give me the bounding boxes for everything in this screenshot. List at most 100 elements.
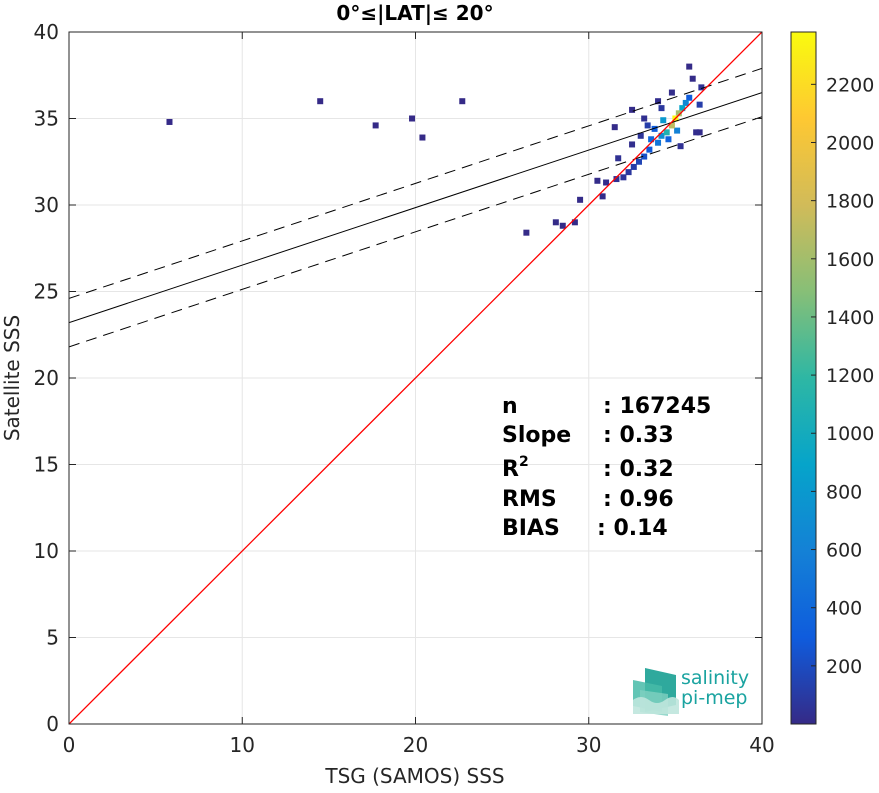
one-to-one-line	[69, 32, 762, 724]
y-tick-label: 35	[34, 107, 59, 131]
y-tick-label: 0	[46, 712, 59, 736]
density-point	[594, 177, 601, 184]
stats-block: n : 167245 Slope : 0.33 R2 : 0.32 RMS : …	[502, 394, 711, 541]
colorbar-tick-label: 800	[826, 481, 862, 503]
colorbar-tick-label: 2000	[826, 132, 874, 154]
stat-slope-value: : 0.33	[603, 423, 674, 448]
density-point	[611, 124, 618, 131]
density-point	[629, 141, 636, 148]
stat-r2-value: : 0.32	[603, 457, 674, 482]
density-point	[665, 136, 672, 143]
logo-wave-icon	[633, 668, 679, 716]
density-point	[571, 219, 578, 226]
density-point	[696, 129, 703, 136]
density-point	[637, 132, 644, 139]
density-point	[166, 118, 173, 125]
stat-n-label: n	[502, 394, 518, 419]
density-point	[668, 89, 675, 96]
density-point	[655, 98, 662, 105]
density-point	[693, 129, 700, 136]
fit-line	[69, 92, 762, 324]
density-point	[372, 122, 379, 129]
regression-lines	[69, 32, 762, 724]
density-point	[651, 125, 658, 132]
colorbar-tick-label: 1800	[826, 191, 874, 213]
density-point	[620, 174, 627, 181]
density-point	[675, 110, 682, 117]
density-point	[459, 98, 466, 105]
density-point	[419, 134, 426, 141]
stat-n-value: : 167245	[603, 394, 711, 419]
fit-lower-bound-line	[69, 116, 762, 348]
y-tick-label: 20	[34, 366, 59, 390]
colorbar-tick-label: 1600	[826, 249, 874, 271]
density-point	[696, 101, 703, 108]
x-tick-label: 40	[749, 733, 774, 757]
x-tick-label: 30	[576, 733, 601, 757]
x-axis-label: TSG (SAMOS) SSS	[324, 764, 504, 788]
density-point	[686, 94, 693, 101]
density-point	[625, 169, 632, 176]
chart-title: 0°≤|LAT|≤ 20°	[336, 1, 493, 25]
density-point	[682, 99, 689, 106]
density-point	[674, 127, 681, 134]
stat-r2-label: R2	[502, 454, 529, 482]
colorbar-tick-label: 2200	[826, 74, 874, 96]
colorbar-tick-label: 600	[826, 540, 862, 562]
density-point	[409, 115, 416, 122]
colorbar-tick-label: 200	[826, 656, 862, 678]
fit-upper-bound-line	[69, 67, 762, 299]
density-point	[644, 122, 651, 129]
density-point	[641, 153, 648, 160]
x-tick-label: 20	[403, 733, 428, 757]
density-point	[648, 136, 655, 143]
y-tick-label: 25	[34, 280, 59, 304]
density-point	[686, 63, 693, 70]
axis-ticks: 0 10 20 30 40 0 5 10 15 20 25 30 35 40	[34, 20, 775, 757]
colorbar-tick-label: 1200	[826, 365, 874, 387]
y-axis-label: Satellite SSS	[0, 315, 24, 441]
density-points	[166, 63, 705, 236]
stat-r2-base: R	[502, 457, 519, 482]
y-tick-label: 15	[34, 453, 59, 477]
density-point	[641, 115, 648, 122]
density-point	[577, 196, 584, 203]
density-point	[655, 139, 662, 146]
density-point	[668, 122, 675, 129]
y-tick-label: 10	[34, 539, 59, 563]
density-point	[599, 193, 606, 200]
density-point	[317, 98, 324, 105]
density-point	[658, 105, 665, 112]
density-point	[679, 105, 686, 112]
colorbar-tick-label: 400	[826, 598, 862, 620]
colorbar-ticks: 200 400 600 800 1000 1200 1400 1600 1800 2000 2200	[811, 74, 874, 678]
density-point	[615, 155, 622, 162]
density-point	[613, 176, 620, 183]
colorbar	[790, 31, 817, 725]
density-point	[559, 222, 566, 229]
density-point	[552, 219, 559, 226]
stat-rms-label: RMS	[502, 487, 557, 512]
stat-rms-value: : 0.96	[603, 487, 674, 512]
density-point	[658, 132, 665, 139]
density-point	[698, 84, 705, 91]
density-point	[677, 143, 684, 150]
density-point	[635, 158, 642, 165]
stat-slope-label: Slope	[502, 423, 571, 448]
density-point	[629, 106, 636, 113]
y-tick-label: 30	[34, 193, 59, 217]
y-tick-label: 5	[46, 626, 59, 650]
colorbar-tick-label: 1000	[826, 423, 874, 445]
logo-text-line2: pi-mep	[681, 687, 747, 709]
density-point	[646, 146, 653, 153]
stat-bias-label: BIAS	[502, 516, 560, 541]
x-tick-label: 0	[63, 733, 76, 757]
density-point	[523, 229, 530, 236]
x-tick-label: 10	[230, 733, 255, 757]
density-point	[660, 117, 667, 124]
salinity-pimep-logo: salinity pi-mep	[633, 667, 749, 716]
density-point	[603, 179, 610, 186]
stat-r2-sup: 2	[519, 454, 529, 470]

━━━━━━

ЗАДАНИЕ: Посчитайте строки записей, в которых встречается строка «axis», с учетом регистра. В ответе укажите только число.

ОТВЕТ: 3